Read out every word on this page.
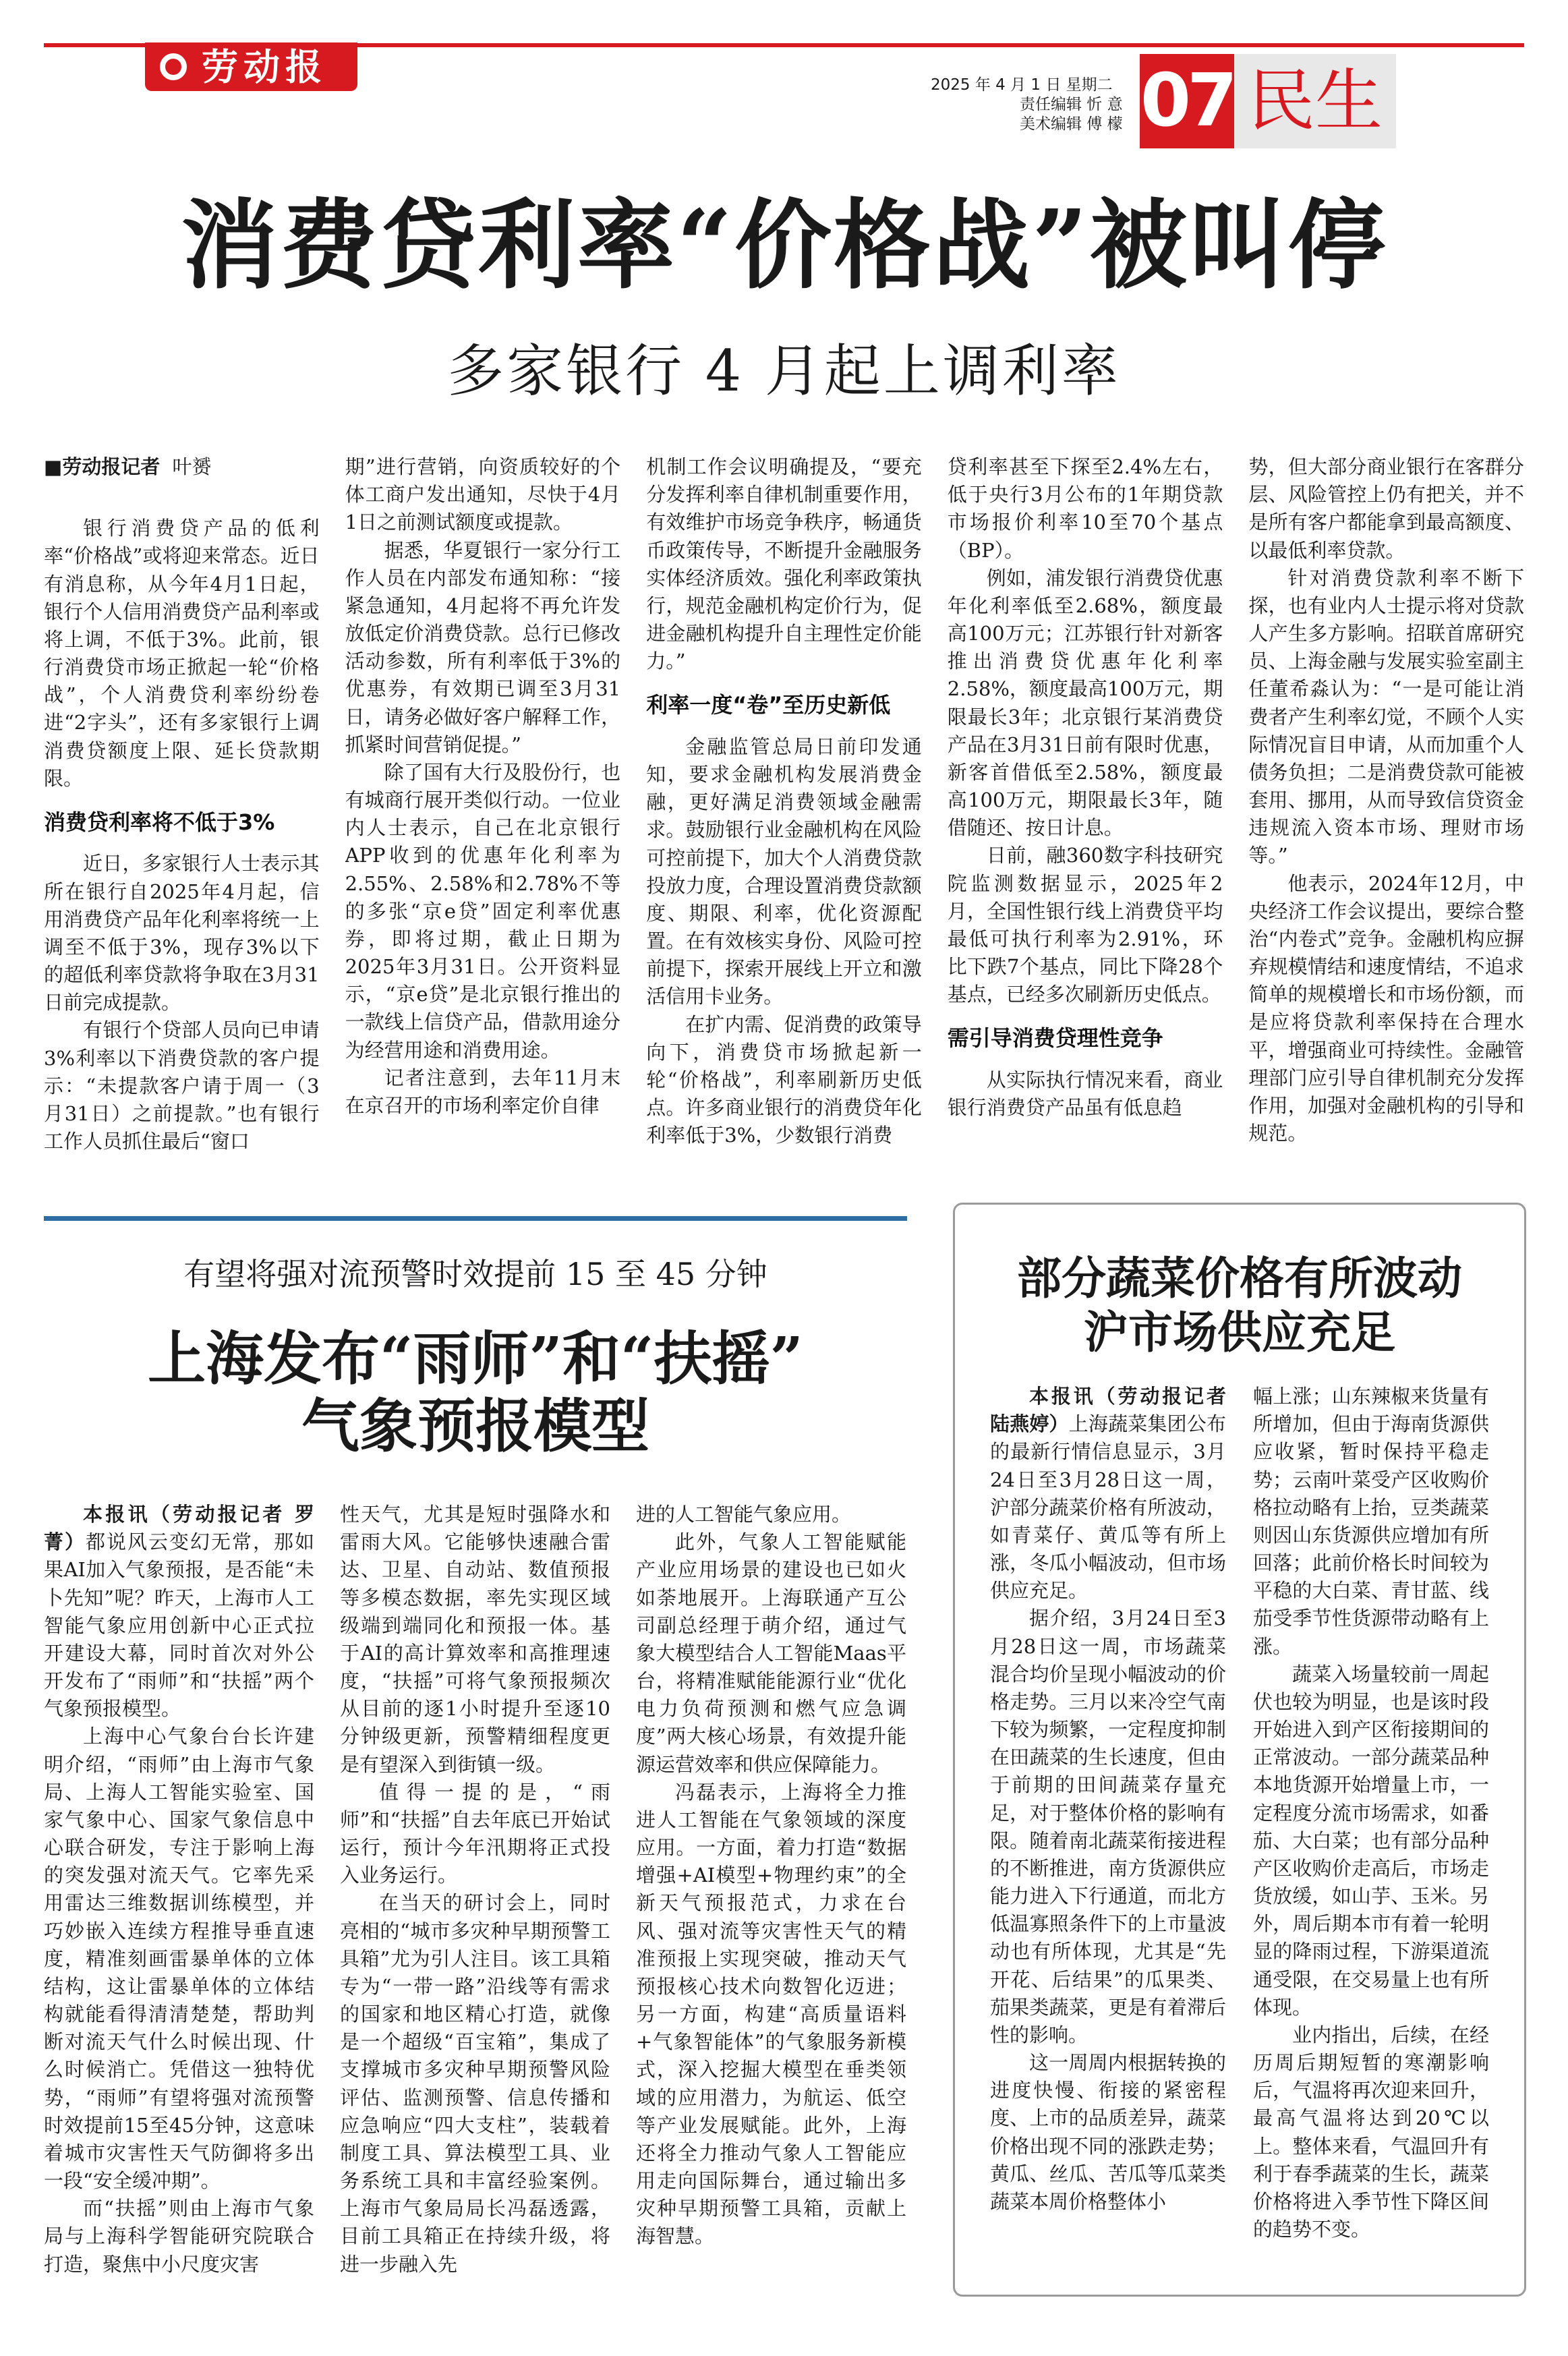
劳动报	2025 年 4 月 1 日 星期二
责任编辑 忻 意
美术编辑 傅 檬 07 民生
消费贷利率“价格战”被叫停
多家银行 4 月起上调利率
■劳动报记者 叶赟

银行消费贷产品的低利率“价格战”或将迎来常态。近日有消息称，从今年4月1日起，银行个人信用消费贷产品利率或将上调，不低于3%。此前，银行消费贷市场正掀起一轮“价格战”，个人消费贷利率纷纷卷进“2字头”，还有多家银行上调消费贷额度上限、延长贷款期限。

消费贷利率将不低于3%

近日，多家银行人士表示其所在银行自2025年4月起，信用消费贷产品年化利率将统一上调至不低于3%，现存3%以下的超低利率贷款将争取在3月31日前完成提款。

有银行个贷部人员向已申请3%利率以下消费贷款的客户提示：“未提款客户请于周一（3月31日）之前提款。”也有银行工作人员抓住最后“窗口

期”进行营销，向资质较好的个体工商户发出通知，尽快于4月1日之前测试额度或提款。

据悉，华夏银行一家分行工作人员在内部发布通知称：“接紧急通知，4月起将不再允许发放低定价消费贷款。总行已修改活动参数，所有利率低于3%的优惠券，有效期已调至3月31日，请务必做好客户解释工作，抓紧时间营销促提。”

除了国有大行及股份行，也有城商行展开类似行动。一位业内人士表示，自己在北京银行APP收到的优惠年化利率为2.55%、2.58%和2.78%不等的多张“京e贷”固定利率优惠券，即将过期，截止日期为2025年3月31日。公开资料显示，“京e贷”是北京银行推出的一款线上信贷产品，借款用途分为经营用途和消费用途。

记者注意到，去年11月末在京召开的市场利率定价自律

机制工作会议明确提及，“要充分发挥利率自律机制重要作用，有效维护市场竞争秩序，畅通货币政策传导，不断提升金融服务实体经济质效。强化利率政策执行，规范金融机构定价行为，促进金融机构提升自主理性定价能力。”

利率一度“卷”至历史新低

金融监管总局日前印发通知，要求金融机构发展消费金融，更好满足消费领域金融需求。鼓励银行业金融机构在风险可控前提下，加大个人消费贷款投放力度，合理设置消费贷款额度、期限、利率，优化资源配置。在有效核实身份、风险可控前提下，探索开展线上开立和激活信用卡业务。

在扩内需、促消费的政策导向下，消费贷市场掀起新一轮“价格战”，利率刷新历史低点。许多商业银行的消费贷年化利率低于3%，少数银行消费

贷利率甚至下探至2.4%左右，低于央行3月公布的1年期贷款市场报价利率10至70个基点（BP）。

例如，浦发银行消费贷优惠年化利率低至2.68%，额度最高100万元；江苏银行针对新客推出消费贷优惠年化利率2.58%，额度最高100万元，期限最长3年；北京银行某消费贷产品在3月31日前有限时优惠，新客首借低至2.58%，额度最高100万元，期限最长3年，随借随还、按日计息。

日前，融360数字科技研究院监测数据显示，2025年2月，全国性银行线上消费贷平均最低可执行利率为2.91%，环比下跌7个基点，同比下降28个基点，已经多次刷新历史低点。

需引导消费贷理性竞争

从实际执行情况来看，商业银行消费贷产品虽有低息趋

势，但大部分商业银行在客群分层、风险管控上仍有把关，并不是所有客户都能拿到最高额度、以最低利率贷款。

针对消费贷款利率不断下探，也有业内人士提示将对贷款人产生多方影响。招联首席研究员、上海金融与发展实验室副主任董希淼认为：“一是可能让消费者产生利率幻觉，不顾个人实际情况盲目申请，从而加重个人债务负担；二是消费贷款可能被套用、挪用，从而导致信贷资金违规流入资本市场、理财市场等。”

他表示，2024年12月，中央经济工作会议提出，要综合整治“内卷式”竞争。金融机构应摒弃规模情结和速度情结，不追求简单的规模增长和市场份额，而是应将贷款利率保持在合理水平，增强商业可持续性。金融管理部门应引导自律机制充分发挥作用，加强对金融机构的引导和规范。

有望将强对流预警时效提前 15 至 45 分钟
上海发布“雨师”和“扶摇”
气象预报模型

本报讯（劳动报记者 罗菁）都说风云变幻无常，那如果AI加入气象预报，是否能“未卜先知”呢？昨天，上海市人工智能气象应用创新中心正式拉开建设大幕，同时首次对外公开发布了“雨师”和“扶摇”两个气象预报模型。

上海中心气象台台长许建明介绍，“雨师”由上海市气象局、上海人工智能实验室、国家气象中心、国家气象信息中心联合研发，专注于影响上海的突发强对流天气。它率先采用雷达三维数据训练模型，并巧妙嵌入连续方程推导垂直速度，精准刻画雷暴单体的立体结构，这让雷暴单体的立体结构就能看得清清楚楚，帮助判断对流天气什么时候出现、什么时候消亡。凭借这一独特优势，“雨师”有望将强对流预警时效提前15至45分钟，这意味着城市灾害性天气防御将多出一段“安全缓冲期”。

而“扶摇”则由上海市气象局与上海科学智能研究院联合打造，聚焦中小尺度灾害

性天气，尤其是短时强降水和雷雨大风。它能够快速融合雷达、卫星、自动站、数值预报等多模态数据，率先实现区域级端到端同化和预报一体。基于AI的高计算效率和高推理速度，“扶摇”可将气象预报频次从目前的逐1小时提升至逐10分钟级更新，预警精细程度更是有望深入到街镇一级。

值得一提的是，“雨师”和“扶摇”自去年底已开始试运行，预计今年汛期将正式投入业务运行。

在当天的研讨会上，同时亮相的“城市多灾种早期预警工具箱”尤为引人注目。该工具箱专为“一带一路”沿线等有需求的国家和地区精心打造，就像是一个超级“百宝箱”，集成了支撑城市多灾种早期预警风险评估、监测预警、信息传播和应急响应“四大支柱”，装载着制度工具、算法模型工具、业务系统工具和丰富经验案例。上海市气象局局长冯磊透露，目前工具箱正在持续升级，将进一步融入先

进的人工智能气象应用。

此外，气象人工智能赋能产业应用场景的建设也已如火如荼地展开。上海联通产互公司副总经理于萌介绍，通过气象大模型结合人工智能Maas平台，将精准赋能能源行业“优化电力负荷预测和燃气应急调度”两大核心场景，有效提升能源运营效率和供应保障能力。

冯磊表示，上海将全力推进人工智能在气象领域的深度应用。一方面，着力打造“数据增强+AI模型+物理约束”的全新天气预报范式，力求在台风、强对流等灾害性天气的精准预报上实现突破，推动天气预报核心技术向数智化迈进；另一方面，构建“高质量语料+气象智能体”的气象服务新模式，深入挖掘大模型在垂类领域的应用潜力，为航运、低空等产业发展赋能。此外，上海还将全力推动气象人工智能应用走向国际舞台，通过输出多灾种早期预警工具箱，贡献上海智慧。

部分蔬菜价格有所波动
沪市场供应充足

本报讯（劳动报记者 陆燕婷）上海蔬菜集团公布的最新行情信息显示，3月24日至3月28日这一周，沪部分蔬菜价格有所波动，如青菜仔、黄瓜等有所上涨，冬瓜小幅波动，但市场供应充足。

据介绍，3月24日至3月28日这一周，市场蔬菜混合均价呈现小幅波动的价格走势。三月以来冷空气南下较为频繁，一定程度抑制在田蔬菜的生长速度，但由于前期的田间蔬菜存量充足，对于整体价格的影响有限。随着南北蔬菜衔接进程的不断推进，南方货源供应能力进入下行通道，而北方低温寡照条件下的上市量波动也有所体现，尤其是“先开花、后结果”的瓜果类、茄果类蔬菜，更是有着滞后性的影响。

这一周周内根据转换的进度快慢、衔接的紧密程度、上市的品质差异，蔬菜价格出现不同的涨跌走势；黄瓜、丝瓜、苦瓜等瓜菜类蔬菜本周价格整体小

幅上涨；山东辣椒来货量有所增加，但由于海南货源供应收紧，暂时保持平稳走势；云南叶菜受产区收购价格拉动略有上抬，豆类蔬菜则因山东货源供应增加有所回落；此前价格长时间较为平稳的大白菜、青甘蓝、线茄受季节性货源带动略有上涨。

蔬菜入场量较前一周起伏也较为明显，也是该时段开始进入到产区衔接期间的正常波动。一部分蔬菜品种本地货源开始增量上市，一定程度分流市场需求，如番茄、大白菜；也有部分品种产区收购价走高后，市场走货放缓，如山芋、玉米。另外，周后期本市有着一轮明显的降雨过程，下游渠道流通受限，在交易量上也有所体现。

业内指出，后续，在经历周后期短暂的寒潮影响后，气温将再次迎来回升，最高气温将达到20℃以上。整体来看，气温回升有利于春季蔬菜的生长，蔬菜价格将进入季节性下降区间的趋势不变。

------------------------------

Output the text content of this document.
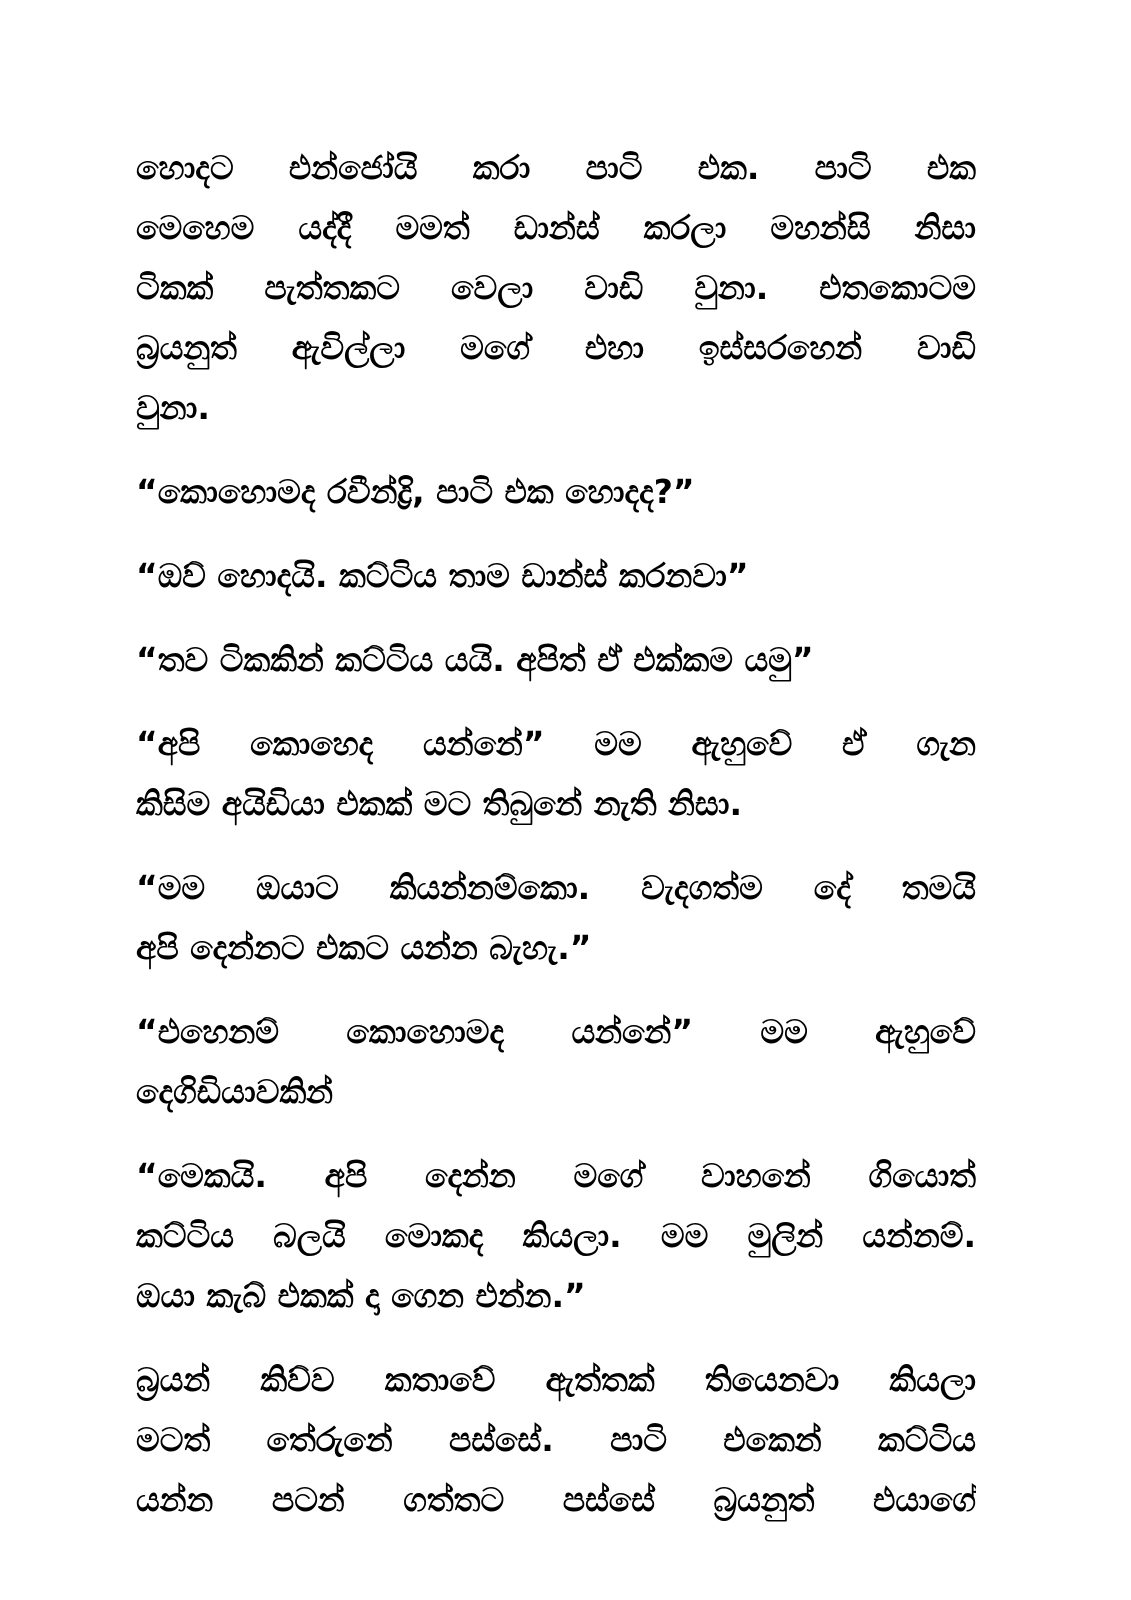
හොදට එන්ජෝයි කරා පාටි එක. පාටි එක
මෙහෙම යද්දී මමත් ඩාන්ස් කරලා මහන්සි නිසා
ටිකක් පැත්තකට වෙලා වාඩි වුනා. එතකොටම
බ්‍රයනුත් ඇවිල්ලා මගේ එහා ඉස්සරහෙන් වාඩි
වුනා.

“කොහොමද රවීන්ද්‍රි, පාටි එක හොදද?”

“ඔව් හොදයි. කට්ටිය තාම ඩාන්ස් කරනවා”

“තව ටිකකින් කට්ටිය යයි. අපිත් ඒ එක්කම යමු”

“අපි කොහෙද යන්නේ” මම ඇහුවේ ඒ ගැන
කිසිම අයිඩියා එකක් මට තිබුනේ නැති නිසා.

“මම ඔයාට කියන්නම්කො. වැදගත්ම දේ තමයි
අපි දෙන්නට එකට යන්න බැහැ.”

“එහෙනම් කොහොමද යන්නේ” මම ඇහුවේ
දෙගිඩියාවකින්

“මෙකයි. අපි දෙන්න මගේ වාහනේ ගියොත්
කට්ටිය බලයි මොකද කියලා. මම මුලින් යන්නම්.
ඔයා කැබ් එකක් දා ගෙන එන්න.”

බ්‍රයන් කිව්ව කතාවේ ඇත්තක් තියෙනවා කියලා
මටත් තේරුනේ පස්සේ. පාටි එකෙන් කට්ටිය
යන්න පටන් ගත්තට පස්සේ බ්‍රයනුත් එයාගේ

------------------------------

What the task asks: Find the word "this" in the data and copy out each line where it turns up.

Written reply:
Read out every word on this page.
Output the text content of this document.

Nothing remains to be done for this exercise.